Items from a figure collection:
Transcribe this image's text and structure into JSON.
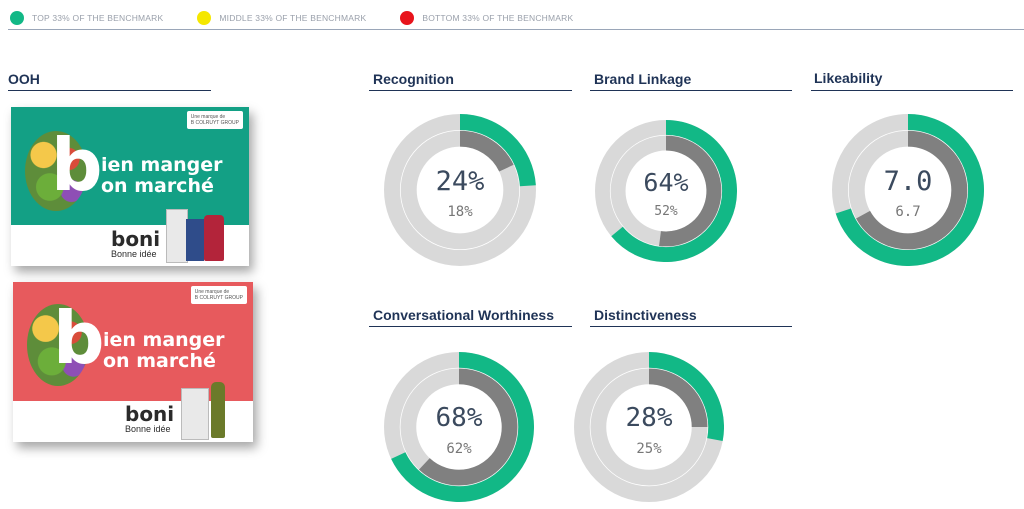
{
  "legend": {
    "top_label": "TOP 33% OF THE BENCHMARK",
    "middle_label": "MIDDLE 33% OF THE BENCHMARK",
    "bottom_label": "BOTTOM 33% OF THE BENCHMARK",
    "top_color": "#12b886",
    "middle_color": "#f5e700",
    "bottom_color": "#e8141c"
  },
  "media": {
    "title": "OOH",
    "ads": [
      {
        "theme_color": "#13a085",
        "badge": "Une marque de\nB COLRUYT GROUP",
        "letter": "b",
        "headline_line1": "ien manger",
        "headline_line2": "on marché",
        "brand": "boni",
        "tagline": "Bonne idée"
      },
      {
        "theme_color": "#e75a5d",
        "badge": "Une marque de\nB COLRUYT GROUP",
        "letter": "b",
        "headline_line1": "ien manger",
        "headline_line2": "on marché",
        "brand": "boni",
        "tagline": "Bonne idée"
      }
    ]
  },
  "chart_data": [
    {
      "type": "donut",
      "title": "Recognition",
      "value": 24,
      "benchmark": 18,
      "max": 100,
      "value_label": "24%",
      "benchmark_label": "18%",
      "band": "top"
    },
    {
      "type": "donut",
      "title": "Brand Linkage",
      "value": 64,
      "benchmark": 52,
      "max": 100,
      "value_label": "64%",
      "benchmark_label": "52%",
      "band": "top"
    },
    {
      "type": "donut",
      "title": "Likeability",
      "value": 7.0,
      "benchmark": 6.7,
      "max": 10,
      "value_label": "7.0",
      "benchmark_label": "6.7",
      "band": "top"
    },
    {
      "type": "donut",
      "title": "Conversational Worthiness",
      "value": 68,
      "benchmark": 62,
      "max": 100,
      "value_label": "68%",
      "benchmark_label": "62%",
      "band": "top"
    },
    {
      "type": "donut",
      "title": "Distinctiveness",
      "value": 28,
      "benchmark": 25,
      "max": 100,
      "value_label": "28%",
      "benchmark_label": "25%",
      "band": "top"
    }
  ],
  "colors": {
    "accent_green": "#12b886",
    "benchmark_gray": "#808080",
    "track_gray": "#d9d9d9",
    "title_navy": "#1f3356"
  }
}
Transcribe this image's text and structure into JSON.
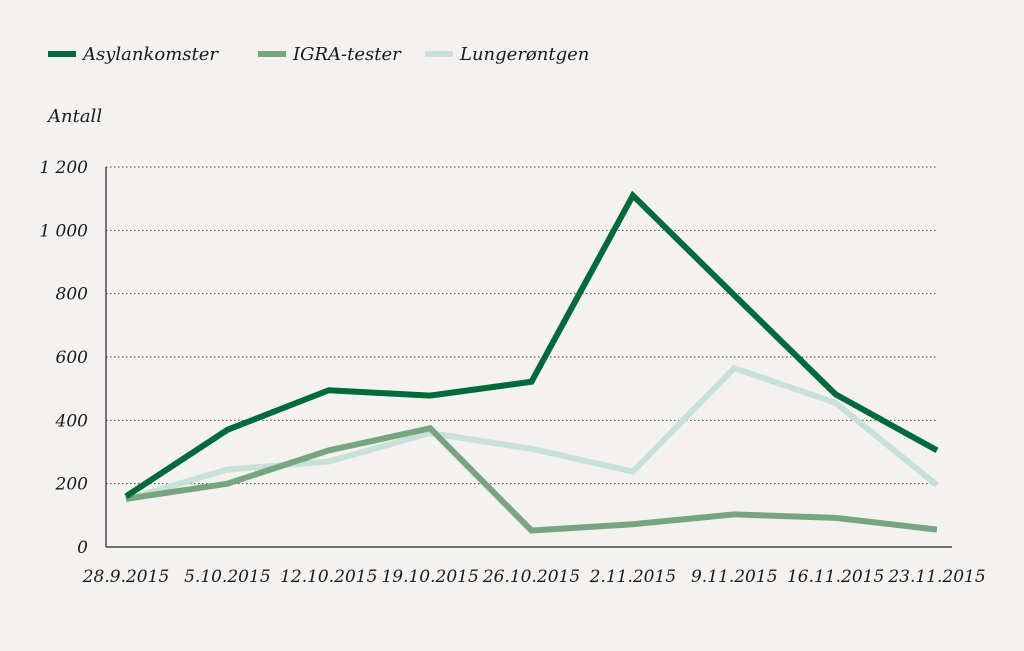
{
  "chart_data": {
    "type": "line",
    "title": "",
    "xlabel": "",
    "ylabel": "Antall",
    "categories": [
      "28.9.2015",
      "5.10.2015",
      "12.10.2015",
      "19.10.2015",
      "26.10.2015",
      "2.11.2015",
      "9.11.2015",
      "16.11.2015",
      "23.11.2015"
    ],
    "ylim": [
      0,
      1200
    ],
    "yticks": [
      0,
      200,
      400,
      600,
      800,
      1000,
      1200
    ],
    "ytick_labels": [
      "0",
      "200",
      "400",
      "600",
      "800",
      "1 000",
      "1 200"
    ],
    "grid": true,
    "legend_position": "top-left",
    "series": [
      {
        "name": "Asylankomster",
        "color": "#006a3a",
        "values": [
          160,
          370,
          495,
          478,
          522,
          1110,
          795,
          482,
          305
        ]
      },
      {
        "name": "IGRA-tester",
        "color": "#77a57f",
        "values": [
          152,
          200,
          305,
          375,
          52,
          72,
          103,
          92,
          55
        ]
      },
      {
        "name": "Lungerøntgen",
        "color": "#c7e0da",
        "values": [
          150,
          245,
          270,
          360,
          310,
          238,
          565,
          455,
          195
        ]
      }
    ]
  }
}
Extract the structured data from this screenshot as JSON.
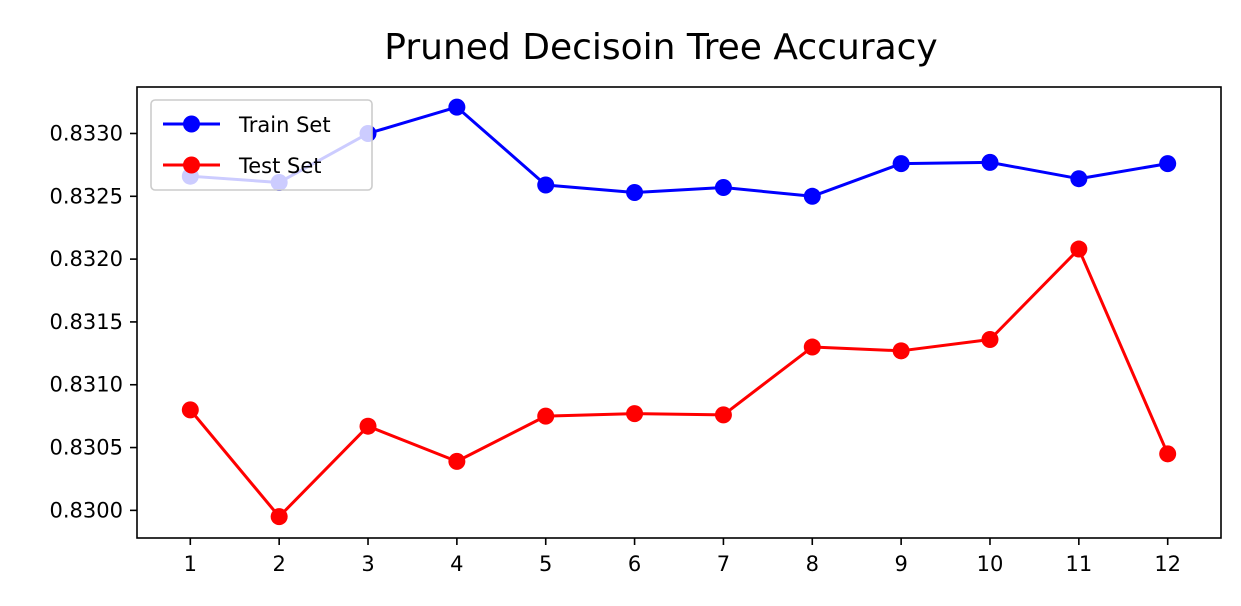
{
  "chart_data": {
    "type": "line",
    "title": "Pruned Decisoin Tree Accuracy",
    "xlabel": "",
    "ylabel": "",
    "x": [
      1,
      2,
      3,
      4,
      5,
      6,
      7,
      8,
      9,
      10,
      11,
      12
    ],
    "x_tick_labels": [
      "1",
      "2",
      "3",
      "4",
      "5",
      "6",
      "7",
      "8",
      "9",
      "10",
      "11",
      "12"
    ],
    "xlim": [
      0.4,
      12.6
    ],
    "ylim": [
      0.82978,
      0.83337
    ],
    "y_ticks": [
      0.83,
      0.8305,
      0.831,
      0.8315,
      0.832,
      0.8325,
      0.833
    ],
    "y_tick_labels": [
      "0.8300",
      "0.8305",
      "0.8310",
      "0.8315",
      "0.8320",
      "0.8325",
      "0.8330"
    ],
    "grid": false,
    "legend_position": "upper-left",
    "series": [
      {
        "name": "Train Set",
        "color": "#0000ff",
        "marker": "circle",
        "values": [
          0.83266,
          0.83261,
          0.833,
          0.83321,
          0.83259,
          0.83253,
          0.83257,
          0.8325,
          0.83276,
          0.83277,
          0.83264,
          0.83276
        ]
      },
      {
        "name": "Test Set",
        "color": "#ff0000",
        "marker": "circle",
        "values": [
          0.8308,
          0.82995,
          0.83067,
          0.83039,
          0.83075,
          0.83077,
          0.83076,
          0.8313,
          0.83127,
          0.83136,
          0.83208,
          0.83045
        ]
      }
    ]
  }
}
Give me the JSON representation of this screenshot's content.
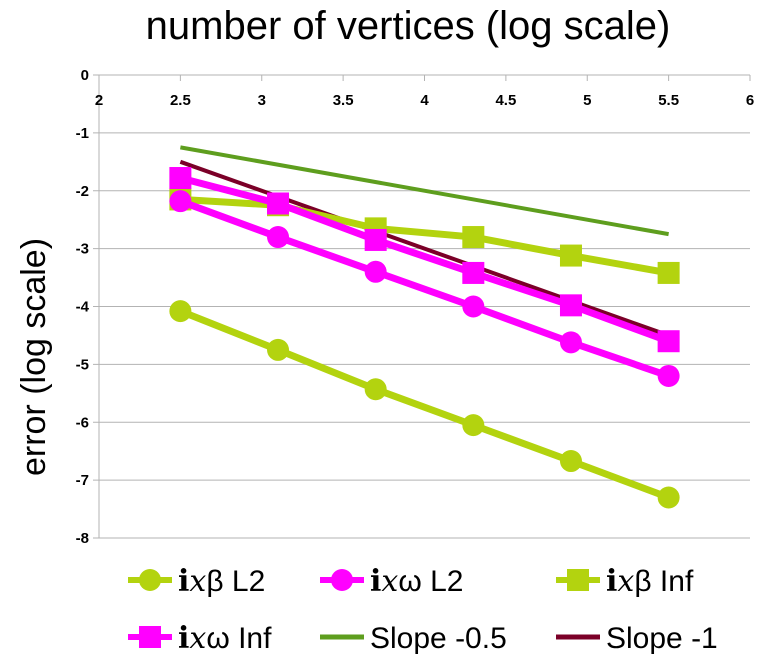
{
  "chart_data": {
    "type": "line",
    "title": "number of vertices (log scale)",
    "xlabel": "",
    "ylabel": "error (log scale)",
    "xlim": [
      2,
      6
    ],
    "ylim": [
      -8,
      0
    ],
    "x_ticks": [
      "2",
      "2.5",
      "3",
      "3.5",
      "4",
      "4.5",
      "5",
      "5.5",
      "6"
    ],
    "y_ticks": [
      "0",
      "-1",
      "-2",
      "-3",
      "-4",
      "-5",
      "-6",
      "-7",
      "-8"
    ],
    "x_tick_values": [
      2,
      2.5,
      3,
      3.5,
      4,
      4.5,
      5,
      5.5,
      6
    ],
    "y_tick_values": [
      0,
      -1,
      -2,
      -3,
      -4,
      -5,
      -6,
      -7,
      -8
    ],
    "grid": "horizontal",
    "legend_position": "bottom",
    "series": [
      {
        "name": "ixβ L2",
        "label_bold": "i",
        "label_italic": "x",
        "label_rest": "β L2",
        "color": "#b3d30f",
        "marker": "circle",
        "x": [
          2.5,
          3.1,
          3.7,
          4.3,
          4.9,
          5.5
        ],
        "y": [
          -4.08,
          -4.75,
          -5.43,
          -6.05,
          -6.67,
          -7.3
        ]
      },
      {
        "name": "ixω L2",
        "label_bold": "i",
        "label_italic": "x",
        "label_rest": "ω L2",
        "color": "#ff00ff",
        "marker": "circle",
        "x": [
          2.5,
          3.1,
          3.7,
          4.3,
          4.9,
          5.5
        ],
        "y": [
          -2.18,
          -2.8,
          -3.4,
          -4.0,
          -4.62,
          -5.2
        ]
      },
      {
        "name": "ixβ Inf",
        "label_bold": "i",
        "label_italic": "x",
        "label_rest": "β Inf",
        "color": "#b3d30f",
        "marker": "square",
        "x": [
          2.5,
          3.1,
          3.7,
          4.3,
          4.9,
          5.5
        ],
        "y": [
          -2.15,
          -2.25,
          -2.65,
          -2.8,
          -3.12,
          -3.42
        ]
      },
      {
        "name": "ixω Inf",
        "label_bold": "i",
        "label_italic": "x",
        "label_rest": "ω Inf",
        "color": "#ff00ff",
        "marker": "square",
        "x": [
          2.5,
          3.1,
          3.7,
          4.3,
          4.9,
          5.5
        ],
        "y": [
          -1.78,
          -2.22,
          -2.85,
          -3.42,
          -3.98,
          -4.6
        ]
      },
      {
        "name": "Slope -0.5",
        "label_bold": "",
        "label_italic": "",
        "label_rest": "Slope -0.5",
        "color": "#5e9e1e",
        "marker": "none",
        "x": [
          2.5,
          5.5
        ],
        "y": [
          -1.25,
          -2.75
        ]
      },
      {
        "name": "Slope -1",
        "label_bold": "",
        "label_italic": "",
        "label_rest": "Slope -1",
        "color": "#7b0028",
        "marker": "none",
        "x": [
          2.5,
          5.5
        ],
        "y": [
          -1.5,
          -4.5
        ]
      }
    ]
  }
}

→ REQUIREMENTS
Note every line above where the string "ylabel" shows up, and copy those lines.

→ WRITTEN RESPONSE
    "ylabel": "Antall",
    "ylabel": "",
    "ylabel": "error (log scale)",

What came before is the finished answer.